━━━━━ Records supplied ━━━━━
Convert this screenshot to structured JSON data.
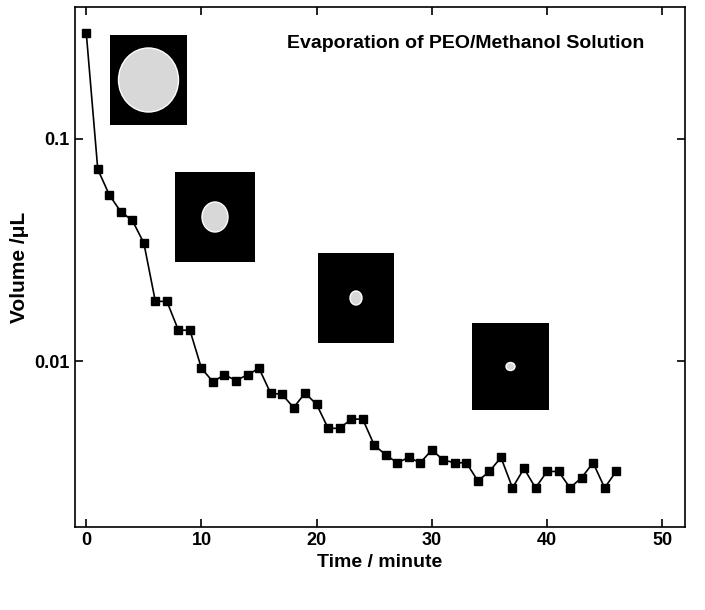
{
  "chart_data": {
    "type": "line",
    "annotation": "Evaporation of PEO/Methanol Solution",
    "x_label": "Time / minute",
    "y_label": "Volume /μL",
    "x": [
      0,
      1,
      2,
      3,
      4,
      5,
      6,
      7,
      8,
      9,
      10,
      11,
      12,
      13,
      14,
      15,
      16,
      17,
      18,
      19,
      20,
      21,
      22,
      23,
      24,
      25,
      26,
      27,
      28,
      29,
      30,
      31,
      32,
      33,
      34,
      35,
      36,
      37,
      38,
      39,
      40,
      41,
      42,
      43,
      44,
      45,
      46
    ],
    "values": [
      0.3,
      0.073,
      0.056,
      0.047,
      0.043,
      0.034,
      0.0186,
      0.0186,
      0.0138,
      0.0138,
      0.0093,
      0.0081,
      0.0087,
      0.0082,
      0.0087,
      0.0093,
      0.0072,
      0.0071,
      0.0062,
      0.0072,
      0.0064,
      0.005,
      0.005,
      0.0055,
      0.0055,
      0.0042,
      0.0038,
      0.0035,
      0.0037,
      0.0035,
      0.004,
      0.0036,
      0.0035,
      0.0035,
      0.0029,
      0.0032,
      0.0037,
      0.0027,
      0.0033,
      0.0027,
      0.0032,
      0.0032,
      0.0027,
      0.003,
      0.0035,
      0.0027,
      0.0032
    ],
    "xlim": [
      -1,
      52
    ],
    "ylim": [
      0.0018,
      0.39
    ],
    "xticks": [
      0,
      10,
      20,
      30,
      40,
      50
    ],
    "yticks": [
      0.01,
      0.1
    ],
    "log": "y",
    "color": "#000000",
    "marker": "s",
    "line_style": "solid"
  }
}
━━━━━
Problem to work on: Without including any picture, retype the entries exactly.

Solution to the problem:
Convert this screenshot to structured JSON data.
{
  "chart_data": {
    "type": "line",
    "annotation": "Evaporation of PEO/Methanol Solution",
    "x_label": "Time / minute",
    "y_label": "Volume /μL",
    "x": [
      0,
      1,
      2,
      3,
      4,
      5,
      6,
      7,
      8,
      9,
      10,
      11,
      12,
      13,
      14,
      15,
      16,
      17,
      18,
      19,
      20,
      21,
      22,
      23,
      24,
      25,
      26,
      27,
      28,
      29,
      30,
      31,
      32,
      33,
      34,
      35,
      36,
      37,
      38,
      39,
      40,
      41,
      42,
      43,
      44,
      45,
      46
    ],
    "values": [
      0.3,
      0.073,
      0.056,
      0.047,
      0.043,
      0.034,
      0.0186,
      0.0186,
      0.0138,
      0.0138,
      0.0093,
      0.0081,
      0.0087,
      0.0082,
      0.0087,
      0.0093,
      0.0072,
      0.0071,
      0.0062,
      0.0072,
      0.0064,
      0.005,
      0.005,
      0.0055,
      0.0055,
      0.0042,
      0.0038,
      0.0035,
      0.0037,
      0.0035,
      0.004,
      0.0036,
      0.0035,
      0.0035,
      0.0029,
      0.0032,
      0.0037,
      0.0027,
      0.0033,
      0.0027,
      0.0032,
      0.0032,
      0.0027,
      0.003,
      0.0035,
      0.0027,
      0.0032
    ],
    "xlim": [
      -1,
      52
    ],
    "ylim": [
      0.0018,
      0.39
    ],
    "xticks": [
      0,
      10,
      20,
      30,
      40,
      50
    ],
    "yticks": [
      0.01,
      0.1
    ],
    "log": "y",
    "color": "#000000",
    "marker": "s",
    "line_style": "solid"
  }
}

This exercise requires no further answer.